BEGIN

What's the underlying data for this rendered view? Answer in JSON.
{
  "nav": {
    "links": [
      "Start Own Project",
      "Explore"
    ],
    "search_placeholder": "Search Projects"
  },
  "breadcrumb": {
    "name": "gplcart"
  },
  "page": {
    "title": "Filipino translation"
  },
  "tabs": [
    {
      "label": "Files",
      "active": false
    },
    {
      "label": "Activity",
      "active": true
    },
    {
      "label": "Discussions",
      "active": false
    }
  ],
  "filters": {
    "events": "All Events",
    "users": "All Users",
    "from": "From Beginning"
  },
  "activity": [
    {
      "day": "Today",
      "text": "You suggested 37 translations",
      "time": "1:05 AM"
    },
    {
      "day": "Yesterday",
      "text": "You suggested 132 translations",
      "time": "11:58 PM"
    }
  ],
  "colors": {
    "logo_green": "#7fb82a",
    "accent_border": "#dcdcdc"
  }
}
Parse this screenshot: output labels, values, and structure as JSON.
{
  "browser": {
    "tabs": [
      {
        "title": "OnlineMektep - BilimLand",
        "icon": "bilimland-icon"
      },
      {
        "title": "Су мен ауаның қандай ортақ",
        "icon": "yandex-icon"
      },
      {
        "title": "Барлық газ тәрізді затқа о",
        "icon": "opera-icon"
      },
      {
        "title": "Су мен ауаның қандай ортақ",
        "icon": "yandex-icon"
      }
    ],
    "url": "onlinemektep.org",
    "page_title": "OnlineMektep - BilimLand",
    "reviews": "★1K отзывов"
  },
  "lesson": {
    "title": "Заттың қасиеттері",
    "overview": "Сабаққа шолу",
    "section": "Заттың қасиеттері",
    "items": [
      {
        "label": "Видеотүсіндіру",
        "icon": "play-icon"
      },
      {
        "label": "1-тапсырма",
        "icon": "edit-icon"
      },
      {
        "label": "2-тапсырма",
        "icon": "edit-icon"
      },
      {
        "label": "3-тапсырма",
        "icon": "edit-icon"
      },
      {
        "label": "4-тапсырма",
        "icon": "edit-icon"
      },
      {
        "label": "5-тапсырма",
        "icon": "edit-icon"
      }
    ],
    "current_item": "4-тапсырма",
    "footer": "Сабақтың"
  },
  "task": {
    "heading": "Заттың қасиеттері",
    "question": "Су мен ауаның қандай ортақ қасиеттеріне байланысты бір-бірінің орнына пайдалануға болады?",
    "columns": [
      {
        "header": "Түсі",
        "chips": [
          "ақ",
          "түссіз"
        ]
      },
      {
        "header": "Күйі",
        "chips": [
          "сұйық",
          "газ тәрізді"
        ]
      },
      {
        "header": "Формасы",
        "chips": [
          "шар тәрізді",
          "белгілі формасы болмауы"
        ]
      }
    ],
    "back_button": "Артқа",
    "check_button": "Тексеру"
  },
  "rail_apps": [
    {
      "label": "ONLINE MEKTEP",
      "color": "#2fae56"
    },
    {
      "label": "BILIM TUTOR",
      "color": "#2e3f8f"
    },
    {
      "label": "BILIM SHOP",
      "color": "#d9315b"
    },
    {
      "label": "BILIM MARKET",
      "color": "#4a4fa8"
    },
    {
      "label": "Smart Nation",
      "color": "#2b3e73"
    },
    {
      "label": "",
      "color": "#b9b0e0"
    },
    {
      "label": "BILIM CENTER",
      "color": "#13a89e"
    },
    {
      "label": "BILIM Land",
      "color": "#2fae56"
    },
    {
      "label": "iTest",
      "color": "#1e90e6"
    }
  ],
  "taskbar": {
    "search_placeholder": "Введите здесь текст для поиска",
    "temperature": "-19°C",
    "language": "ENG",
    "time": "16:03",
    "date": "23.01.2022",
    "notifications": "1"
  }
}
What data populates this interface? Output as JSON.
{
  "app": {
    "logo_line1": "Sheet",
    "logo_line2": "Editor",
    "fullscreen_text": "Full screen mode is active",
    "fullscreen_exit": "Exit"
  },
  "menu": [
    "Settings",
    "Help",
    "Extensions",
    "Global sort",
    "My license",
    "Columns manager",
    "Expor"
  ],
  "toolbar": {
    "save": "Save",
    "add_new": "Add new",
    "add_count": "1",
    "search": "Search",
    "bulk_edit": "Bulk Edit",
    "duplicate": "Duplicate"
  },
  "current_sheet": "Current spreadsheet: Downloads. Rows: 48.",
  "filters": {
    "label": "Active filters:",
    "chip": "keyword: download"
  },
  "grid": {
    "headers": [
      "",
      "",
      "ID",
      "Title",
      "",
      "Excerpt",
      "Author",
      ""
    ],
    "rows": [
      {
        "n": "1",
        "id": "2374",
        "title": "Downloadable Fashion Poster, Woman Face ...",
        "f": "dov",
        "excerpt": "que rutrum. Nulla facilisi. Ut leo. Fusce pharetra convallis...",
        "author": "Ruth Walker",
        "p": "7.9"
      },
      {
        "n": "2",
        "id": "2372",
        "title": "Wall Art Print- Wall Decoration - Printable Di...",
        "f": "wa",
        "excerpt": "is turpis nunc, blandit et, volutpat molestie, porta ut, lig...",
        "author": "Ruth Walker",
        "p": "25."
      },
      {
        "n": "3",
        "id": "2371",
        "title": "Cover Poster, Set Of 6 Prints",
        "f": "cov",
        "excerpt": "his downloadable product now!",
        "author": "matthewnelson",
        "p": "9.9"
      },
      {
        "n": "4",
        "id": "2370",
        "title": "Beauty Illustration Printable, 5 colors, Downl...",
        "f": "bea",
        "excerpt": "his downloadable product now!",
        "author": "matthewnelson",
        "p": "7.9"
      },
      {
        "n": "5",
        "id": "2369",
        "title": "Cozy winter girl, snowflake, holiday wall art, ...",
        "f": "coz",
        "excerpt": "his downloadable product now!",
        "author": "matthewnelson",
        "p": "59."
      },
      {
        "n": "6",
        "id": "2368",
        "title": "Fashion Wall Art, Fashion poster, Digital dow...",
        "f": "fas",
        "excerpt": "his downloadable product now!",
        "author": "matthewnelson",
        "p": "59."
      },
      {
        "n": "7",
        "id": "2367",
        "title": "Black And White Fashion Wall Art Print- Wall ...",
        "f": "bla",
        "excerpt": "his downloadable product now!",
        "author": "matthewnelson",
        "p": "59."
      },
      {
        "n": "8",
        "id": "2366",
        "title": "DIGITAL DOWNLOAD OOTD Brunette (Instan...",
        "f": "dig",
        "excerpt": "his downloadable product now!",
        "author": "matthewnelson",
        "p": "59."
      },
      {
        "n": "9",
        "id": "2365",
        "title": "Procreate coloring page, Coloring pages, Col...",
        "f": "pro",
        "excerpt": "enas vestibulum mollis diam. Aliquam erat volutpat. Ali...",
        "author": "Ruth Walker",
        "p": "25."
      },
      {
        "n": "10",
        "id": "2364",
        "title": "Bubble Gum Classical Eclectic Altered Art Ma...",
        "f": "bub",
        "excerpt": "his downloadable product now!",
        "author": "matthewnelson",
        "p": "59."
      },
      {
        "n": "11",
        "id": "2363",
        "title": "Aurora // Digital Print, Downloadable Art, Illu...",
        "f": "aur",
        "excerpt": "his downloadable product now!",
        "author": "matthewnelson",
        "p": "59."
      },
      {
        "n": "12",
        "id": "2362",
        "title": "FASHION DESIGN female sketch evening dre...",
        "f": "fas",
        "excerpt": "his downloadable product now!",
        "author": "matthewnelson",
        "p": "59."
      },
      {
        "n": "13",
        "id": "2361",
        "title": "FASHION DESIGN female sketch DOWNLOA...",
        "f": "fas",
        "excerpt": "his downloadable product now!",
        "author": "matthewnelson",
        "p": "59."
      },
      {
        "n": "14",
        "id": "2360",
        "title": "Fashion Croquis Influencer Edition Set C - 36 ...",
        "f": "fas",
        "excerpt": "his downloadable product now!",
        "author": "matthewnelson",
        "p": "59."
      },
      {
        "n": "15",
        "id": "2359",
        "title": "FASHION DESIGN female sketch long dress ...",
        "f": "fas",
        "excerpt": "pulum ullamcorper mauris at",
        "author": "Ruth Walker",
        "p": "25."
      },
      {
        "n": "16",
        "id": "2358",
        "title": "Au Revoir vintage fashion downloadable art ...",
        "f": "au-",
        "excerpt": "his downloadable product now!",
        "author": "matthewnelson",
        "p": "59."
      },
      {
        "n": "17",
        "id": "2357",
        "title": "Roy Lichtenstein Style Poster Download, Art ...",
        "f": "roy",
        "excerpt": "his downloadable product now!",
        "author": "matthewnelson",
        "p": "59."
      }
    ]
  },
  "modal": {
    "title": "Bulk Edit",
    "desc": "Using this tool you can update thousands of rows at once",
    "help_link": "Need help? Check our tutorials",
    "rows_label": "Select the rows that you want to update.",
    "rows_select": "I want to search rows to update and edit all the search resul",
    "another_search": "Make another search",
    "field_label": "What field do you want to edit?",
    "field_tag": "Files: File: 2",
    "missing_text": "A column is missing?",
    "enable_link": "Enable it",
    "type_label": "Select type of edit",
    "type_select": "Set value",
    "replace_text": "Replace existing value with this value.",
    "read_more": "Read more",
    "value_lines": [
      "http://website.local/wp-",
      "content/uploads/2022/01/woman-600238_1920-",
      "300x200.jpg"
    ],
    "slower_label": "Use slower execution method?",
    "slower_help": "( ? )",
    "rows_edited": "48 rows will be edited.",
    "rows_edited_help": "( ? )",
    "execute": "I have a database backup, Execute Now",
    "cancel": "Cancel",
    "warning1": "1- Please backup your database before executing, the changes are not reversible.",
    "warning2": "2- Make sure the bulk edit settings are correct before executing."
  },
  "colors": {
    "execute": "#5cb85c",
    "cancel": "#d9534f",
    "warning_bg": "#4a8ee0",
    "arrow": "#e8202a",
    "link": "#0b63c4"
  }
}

END

▶ [Problem statement] From the data above, show each line that contains "DESIGN".

▶ [Answer]
        "title": "FASHION DESIGN female sketch evening dre...",
        "title": "FASHION DESIGN female sketch DOWNLOA...",
        "title": "FASHION DESIGN female sketch long dress ...",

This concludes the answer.